# Exercise objective:
Repeat every line below exactly as it reads.
───── Entries
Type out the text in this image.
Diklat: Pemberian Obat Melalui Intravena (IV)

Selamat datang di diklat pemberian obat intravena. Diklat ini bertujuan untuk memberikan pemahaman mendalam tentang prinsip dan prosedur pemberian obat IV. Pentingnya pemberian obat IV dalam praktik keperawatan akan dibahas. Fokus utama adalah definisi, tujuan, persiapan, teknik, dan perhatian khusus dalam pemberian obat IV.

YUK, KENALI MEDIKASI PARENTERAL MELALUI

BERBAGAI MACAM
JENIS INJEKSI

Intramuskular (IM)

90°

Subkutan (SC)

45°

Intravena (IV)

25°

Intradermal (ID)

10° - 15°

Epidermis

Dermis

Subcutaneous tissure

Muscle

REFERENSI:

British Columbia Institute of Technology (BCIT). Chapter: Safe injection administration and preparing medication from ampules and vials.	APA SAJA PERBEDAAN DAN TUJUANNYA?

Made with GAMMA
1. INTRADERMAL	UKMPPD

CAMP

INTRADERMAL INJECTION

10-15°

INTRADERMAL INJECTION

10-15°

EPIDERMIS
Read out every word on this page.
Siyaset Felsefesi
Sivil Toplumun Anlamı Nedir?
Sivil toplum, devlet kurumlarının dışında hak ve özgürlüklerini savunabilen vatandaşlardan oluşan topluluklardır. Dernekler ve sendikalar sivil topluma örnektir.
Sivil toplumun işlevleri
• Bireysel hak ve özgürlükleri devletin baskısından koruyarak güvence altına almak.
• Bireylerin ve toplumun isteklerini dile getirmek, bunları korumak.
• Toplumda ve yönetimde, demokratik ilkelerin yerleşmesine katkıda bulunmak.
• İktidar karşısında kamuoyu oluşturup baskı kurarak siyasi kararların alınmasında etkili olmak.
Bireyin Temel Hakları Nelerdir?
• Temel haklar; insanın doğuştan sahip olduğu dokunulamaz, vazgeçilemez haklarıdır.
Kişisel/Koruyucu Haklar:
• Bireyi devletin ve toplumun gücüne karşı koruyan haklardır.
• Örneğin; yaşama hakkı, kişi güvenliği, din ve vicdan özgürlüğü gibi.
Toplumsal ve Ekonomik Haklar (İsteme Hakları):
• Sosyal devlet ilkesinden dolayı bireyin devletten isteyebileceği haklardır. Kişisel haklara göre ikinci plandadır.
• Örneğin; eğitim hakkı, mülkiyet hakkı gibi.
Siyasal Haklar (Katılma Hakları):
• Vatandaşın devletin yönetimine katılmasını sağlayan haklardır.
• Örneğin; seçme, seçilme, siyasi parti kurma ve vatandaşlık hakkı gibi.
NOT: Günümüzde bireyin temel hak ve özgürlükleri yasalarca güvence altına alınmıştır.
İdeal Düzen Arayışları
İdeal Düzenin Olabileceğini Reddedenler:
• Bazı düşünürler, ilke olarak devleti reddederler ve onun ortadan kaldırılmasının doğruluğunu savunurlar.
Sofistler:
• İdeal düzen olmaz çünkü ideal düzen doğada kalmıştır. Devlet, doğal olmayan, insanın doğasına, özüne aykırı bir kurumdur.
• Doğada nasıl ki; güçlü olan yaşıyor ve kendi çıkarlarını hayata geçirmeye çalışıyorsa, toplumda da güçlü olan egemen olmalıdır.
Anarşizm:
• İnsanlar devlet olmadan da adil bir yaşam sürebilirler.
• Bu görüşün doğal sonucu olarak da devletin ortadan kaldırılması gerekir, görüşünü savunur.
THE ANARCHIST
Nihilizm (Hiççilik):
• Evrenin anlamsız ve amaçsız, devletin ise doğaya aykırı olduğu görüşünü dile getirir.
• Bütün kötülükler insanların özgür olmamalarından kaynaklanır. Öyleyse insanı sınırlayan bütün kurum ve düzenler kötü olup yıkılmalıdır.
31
──────────
# Written answer:
Type out the text in this image.
Diklat: Pemberian Obat Melalui Intravena (IV)

Selamat datang di diklat pemberian obat intravena. Diklat ini bertujuan untuk memberikan pemahaman mendalam tentang prinsip dan prosedur pemberian obat IV. Pentingnya pemberian obat IV dalam praktik keperawatan akan dibahas. Fokus utama adalah definisi, tujuan, persiapan, teknik, dan perhatian khusus dalam pemberian obat IV.

YUK, KENALI MEDIKASI PARENTERAL MELALUI

BERBAGAI MACAM
JENIS INJEKSI

Intramuskular (IM)

90°

Subkutan (SC)

45°

Intravena (IV)

25°

Intradermal (ID)

10° - 15°

Epidermis

Dermis

Subcutaneous tissure

Muscle

REFERENSI:

British Columbia Institute of Technology (BCIT). Chapter: Safe injection administration and preparing medication from ampules and vials.	APA SAJA PERBEDAAN DAN TUJUANNYA?

Made with GAMMA
1. INTRADERMAL	UKMPPD

CAMP

INTRADERMAL INJECTION

10-15°

INTRADERMAL INJECTION

10-15°

EPIDERMIS
Read out every word on this page.
Siyaset Felsefesi
Sivil Toplumun Anlamı Nedir?
Sivil toplum, devlet kurumlarının dışında hak ve özgürlüklerini savunabilen vatandaşlardan oluşan topluluklardır. Dernekler ve sendikalar sivil topluma örnektir.
Sivil toplumun işlevleri
• Bireysel hak ve özgürlükleri devletin baskısından koruyarak güvence altına almak.
• Bireylerin ve toplumun isteklerini dile getirmek, bunları korumak.
• Toplumda ve yönetimde, demokratik ilkelerin yerleşmesine katkıda bulunmak.
• İktidar karşısında kamuoyu oluşturup baskı kurarak siyasi kararların alınmasında etkili olmak.
Bireyin Temel Hakları Nelerdir?
• Temel haklar; insanın doğuştan sahip olduğu dokunulamaz, vazgeçilemez haklarıdır.
Kişisel/Koruyucu Haklar:
• Bireyi devletin ve toplumun gücüne karşı koruyan haklardır.
• Örneğin; yaşama hakkı, kişi güvenliği, din ve vicdan özgürlüğü gibi.
Toplumsal ve Ekonomik Haklar (İsteme Hakları):
• Sosyal devlet ilkesinden dolayı bireyin devletten isteyebileceği haklardır. Kişisel haklara göre ikinci plandadır.
• Örneğin; eğitim hakkı, mülkiyet hakkı gibi.
Siyasal Haklar (Katılma Hakları):
• Vatandaşın devletin yönetimine katılmasını sağlayan haklardır.
• Örneğin; seçme, seçilme, siyasi parti kurma ve vatandaşlık hakkı gibi.
NOT: Günümüzde bireyin temel hak ve özgürlükleri yasalarca güvence altına alınmıştır.
İdeal Düzen Arayışları
İdeal Düzenin Olabileceğini Reddedenler:
• Bazı düşünürler, ilke olarak devleti reddederler ve onun ortadan kaldırılmasının doğruluğunu savunurlar.
Sofistler:
• İdeal düzen olmaz çünkü ideal düzen doğada kalmıştır. Devlet, doğal olmayan, insanın doğasına, özüne aykırı bir kurumdur.
• Doğada nasıl ki; güçlü olan yaşıyor ve kendi çıkarlarını hayata geçirmeye çalışıyorsa, toplumda da güçlü olan egemen olmalıdır.
Anarşizm:
• İnsanlar devlet olmadan da adil bir yaşam sürebilirler.
• Bu görüşün doğal sonucu olarak da devletin ortadan kaldırılması gerekir, görüşünü savunur.
THE ANARCHIST
Nihilizm (Hiççilik):
• Evrenin anlamsız ve amaçsız, devletin ise doğaya aykırı olduğu görüşünü dile getirir.
• Bütün kötülükler insanların özgür olmamalarından kaynaklanır. Öyleyse insanı sınırlayan bütün kurum ve düzenler kötü olup yıkılmalıdır.
31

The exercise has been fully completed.